[Input material]
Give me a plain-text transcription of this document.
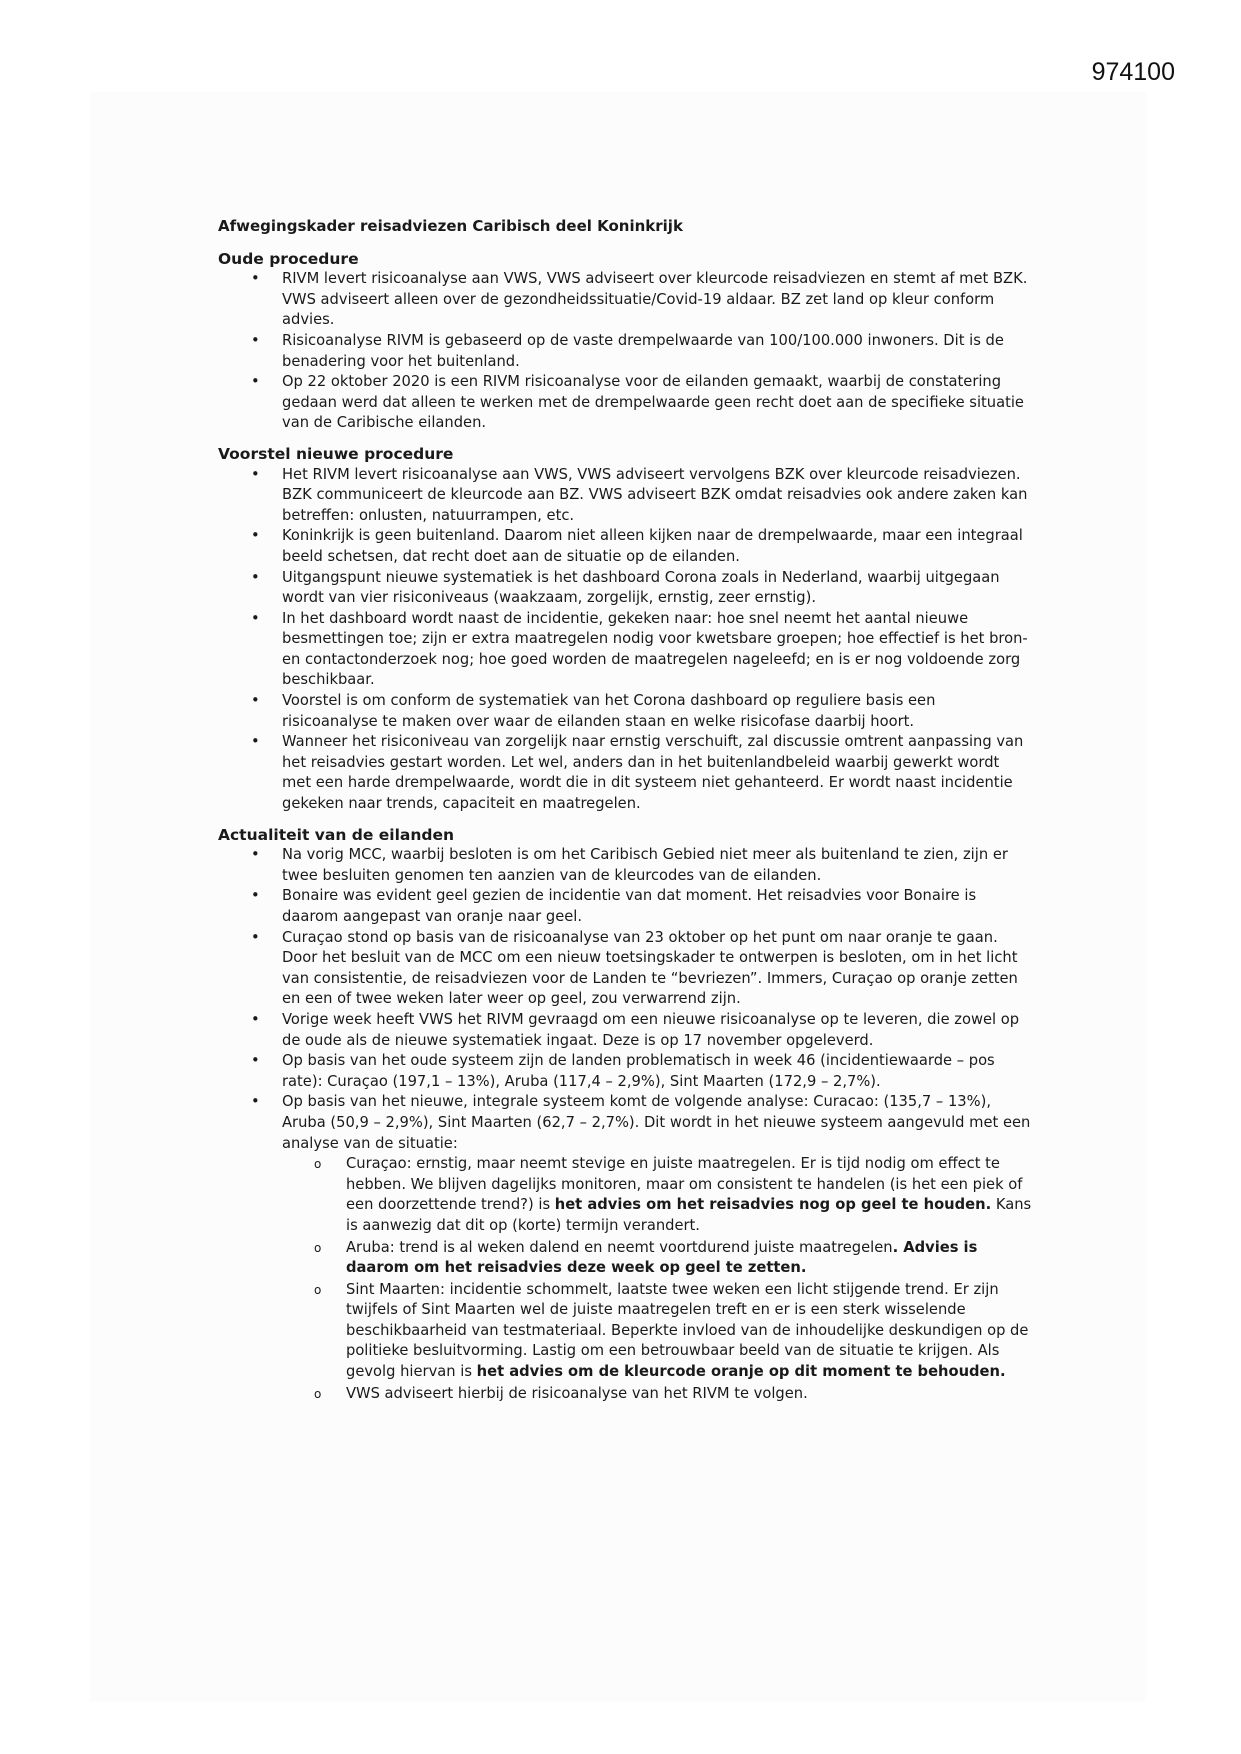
974100

Afwegingskader reisadviezen Caribisch deel Koninkrijk

Oude procedure

• RIVM levert risicoanalyse aan VWS, VWS adviseert over kleurcode reisadviezen en stemt af met BZK. VWS adviseert alleen over de gezondheidssituatie/Covid-19 aldaar. BZ zet land op kleur conform advies.
• Risicoanalyse RIVM is gebaseerd op de vaste drempelwaarde van 100/100.000 inwoners. Dit is de benadering voor het buitenland.
• Op 22 oktober 2020 is een RIVM risicoanalyse voor de eilanden gemaakt, waarbij de constatering gedaan werd dat alleen te werken met de drempelwaarde geen recht doet aan de specifieke situatie van de Caribische eilanden.

Voorstel nieuwe procedure

• Het RIVM levert risicoanalyse aan VWS, VWS adviseert vervolgens BZK over kleurcode reisadviezen. BZK communiceert de kleurcode aan BZ. VWS adviseert BZK omdat reisadvies ook andere zaken kan betreffen: onlusten, natuurrampen, etc.
• Koninkrijk is geen buitenland. Daarom niet alleen kijken naar de drempelwaarde, maar een integraal beeld schetsen, dat recht doet aan de situatie op de eilanden.
• Uitgangspunt nieuwe systematiek is het dashboard Corona zoals in Nederland, waarbij uitgegaan wordt van vier risiconiveaus (waakzaam, zorgelijk, ernstig, zeer ernstig).
• In het dashboard wordt naast de incidentie, gekeken naar: hoe snel neemt het aantal nieuwe besmettingen toe; zijn er extra maatregelen nodig voor kwetsbare groepen; hoe effectief is het bron- en contactonderzoek nog; hoe goed worden de maatregelen nageleefd; en is er nog voldoende zorg beschikbaar.
• Voorstel is om conform de systematiek van het Corona dashboard op reguliere basis een risicoanalyse te maken over waar de eilanden staan en welke risicofase daarbij hoort.
• Wanneer het risiconiveau van zorgelijk naar ernstig verschuift, zal discussie omtrent aanpassing van het reisadvies gestart worden. Let wel, anders dan in het buitenlandbeleid waarbij gewerkt wordt met een harde drempelwaarde, wordt die in dit systeem niet gehanteerd. Er wordt naast incidentie gekeken naar trends, capaciteit en maatregelen.

Actualiteit van de eilanden

• Na vorig MCC, waarbij besloten is om het Caribisch Gebied niet meer als buitenland te zien, zijn er twee besluiten genomen ten aanzien van de kleurcodes van de eilanden.
• Bonaire was evident geel gezien de incidentie van dat moment. Het reisadvies voor Bonaire is daarom aangepast van oranje naar geel.
• Curaçao stond op basis van de risicoanalyse van 23 oktober op het punt om naar oranje te gaan. Door het besluit van de MCC om een nieuw toetsingskader te ontwerpen is besloten, om in het licht van consistentie, de reisadviezen voor de Landen te “bevriezen”. Immers, Curaçao op oranje zetten en een of twee weken later weer op geel, zou verwarrend zijn.
• Vorige week heeft VWS het RIVM gevraagd om een nieuwe risicoanalyse op te leveren, die zowel op de oude als de nieuwe systematiek ingaat. Deze is op 17 november opgeleverd.
• Op basis van het oude systeem zijn de landen problematisch in week 46 (incidentiewaarde – pos rate): Curaçao (197,1 – 13%), Aruba (117,4 – 2,9%), Sint Maarten (172,9 – 2,7%).
• Op basis van het nieuwe, integrale systeem komt de volgende analyse: Curacao: (135,7 – 13%), Aruba (50,9 – 2,9%), Sint Maarten (62,7 – 2,7%). Dit wordt in het nieuwe systeem aangevuld met een analyse van de situatie:
o Curaçao: ernstig, maar neemt stevige en juiste maatregelen. Er is tijd nodig om effect te hebben. We blijven dagelijks monitoren, maar om consistent te handelen (is het een piek of een doorzettende trend?) is het advies om het reisadvies nog op geel te houden. Kans is aanwezig dat dit op (korte) termijn verandert.
o Aruba: trend is al weken dalend en neemt voortdurend juiste maatregelen. Advies is daarom om het reisadvies deze week op geel te zetten.
o Sint Maarten: incidentie schommelt, laatste twee weken een licht stijgende trend. Er zijn twijfels of Sint Maarten wel de juiste maatregelen treft en er is een sterk wisselende beschikbaarheid van testmateriaal. Beperkte invloed van de inhoudelijke deskundigen op de politieke besluitvorming. Lastig om een betrouwbaar beeld van de situatie te krijgen. Als gevolg hiervan is het advies om de kleurcode oranje op dit moment te behouden.
o VWS adviseert hierbij de risicoanalyse van het RIVM te volgen.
[/Input material]
◆ Exercise requirements ◆
Quote everything in the listing above exactly; pictures are the only thing to omit.

◆ Problem solution ◆
Give me a plain-text transcription of this document.
974100

Afwegingskader reisadviezen Caribisch deel Koninkrijk

Oude procedure

• RIVM levert risicoanalyse aan VWS, VWS adviseert over kleurcode reisadviezen en stemt af met BZK. VWS adviseert alleen over de gezondheidssituatie/Covid-19 aldaar. BZ zet land op kleur conform advies.
• Risicoanalyse RIVM is gebaseerd op de vaste drempelwaarde van 100/100.000 inwoners. Dit is de benadering voor het buitenland.
• Op 22 oktober 2020 is een RIVM risicoanalyse voor de eilanden gemaakt, waarbij de constatering gedaan werd dat alleen te werken met de drempelwaarde geen recht doet aan de specifieke situatie van de Caribische eilanden.

Voorstel nieuwe procedure

• Het RIVM levert risicoanalyse aan VWS, VWS adviseert vervolgens BZK over kleurcode reisadviezen. BZK communiceert de kleurcode aan BZ. VWS adviseert BZK omdat reisadvies ook andere zaken kan betreffen: onlusten, natuurrampen, etc.
• Koninkrijk is geen buitenland. Daarom niet alleen kijken naar de drempelwaarde, maar een integraal beeld schetsen, dat recht doet aan de situatie op de eilanden.
• Uitgangspunt nieuwe systematiek is het dashboard Corona zoals in Nederland, waarbij uitgegaan wordt van vier risiconiveaus (waakzaam, zorgelijk, ernstig, zeer ernstig).
• In het dashboard wordt naast de incidentie, gekeken naar: hoe snel neemt het aantal nieuwe besmettingen toe; zijn er extra maatregelen nodig voor kwetsbare groepen; hoe effectief is het bron- en contactonderzoek nog; hoe goed worden de maatregelen nageleefd; en is er nog voldoende zorg beschikbaar.
• Voorstel is om conform de systematiek van het Corona dashboard op reguliere basis een risicoanalyse te maken over waar de eilanden staan en welke risicofase daarbij hoort.
• Wanneer het risiconiveau van zorgelijk naar ernstig verschuift, zal discussie omtrent aanpassing van het reisadvies gestart worden. Let wel, anders dan in het buitenlandbeleid waarbij gewerkt wordt met een harde drempelwaarde, wordt die in dit systeem niet gehanteerd. Er wordt naast incidentie gekeken naar trends, capaciteit en maatregelen.

Actualiteit van de eilanden

• Na vorig MCC, waarbij besloten is om het Caribisch Gebied niet meer als buitenland te zien, zijn er twee besluiten genomen ten aanzien van de kleurcodes van de eilanden.
• Bonaire was evident geel gezien de incidentie van dat moment. Het reisadvies voor Bonaire is daarom aangepast van oranje naar geel.
• Curaçao stond op basis van de risicoanalyse van 23 oktober op het punt om naar oranje te gaan. Door het besluit van de MCC om een nieuw toetsingskader te ontwerpen is besloten, om in het licht van consistentie, de reisadviezen voor de Landen te “bevriezen”. Immers, Curaçao op oranje zetten en een of twee weken later weer op geel, zou verwarrend zijn.
• Vorige week heeft VWS het RIVM gevraagd om een nieuwe risicoanalyse op te leveren, die zowel op de oude als de nieuwe systematiek ingaat. Deze is op 17 november opgeleverd.
• Op basis van het oude systeem zijn de landen problematisch in week 46 (incidentiewaarde – pos rate): Curaçao (197,1 – 13%), Aruba (117,4 – 2,9%), Sint Maarten (172,9 – 2,7%).
• Op basis van het nieuwe, integrale systeem komt de volgende analyse: Curacao: (135,7 – 13%), Aruba (50,9 – 2,9%), Sint Maarten (62,7 – 2,7%). Dit wordt in het nieuwe systeem aangevuld met een analyse van de situatie:
o Curaçao: ernstig, maar neemt stevige en juiste maatregelen. Er is tijd nodig om effect te hebben. We blijven dagelijks monitoren, maar om consistent te handelen (is het een piek of een doorzettende trend?) is het advies om het reisadvies nog op geel te houden. Kans is aanwezig dat dit op (korte) termijn verandert.
o Aruba: trend is al weken dalend en neemt voortdurend juiste maatregelen. Advies is daarom om het reisadvies deze week op geel te zetten.
o Sint Maarten: incidentie schommelt, laatste twee weken een licht stijgende trend. Er zijn twijfels of Sint Maarten wel de juiste maatregelen treft en er is een sterk wisselende beschikbaarheid van testmateriaal. Beperkte invloed van de inhoudelijke deskundigen op de politieke besluitvorming. Lastig om een betrouwbaar beeld van de situatie te krijgen. Als gevolg hiervan is het advies om de kleurcode oranje op dit moment te behouden.
o VWS adviseert hierbij de risicoanalyse van het RIVM te volgen.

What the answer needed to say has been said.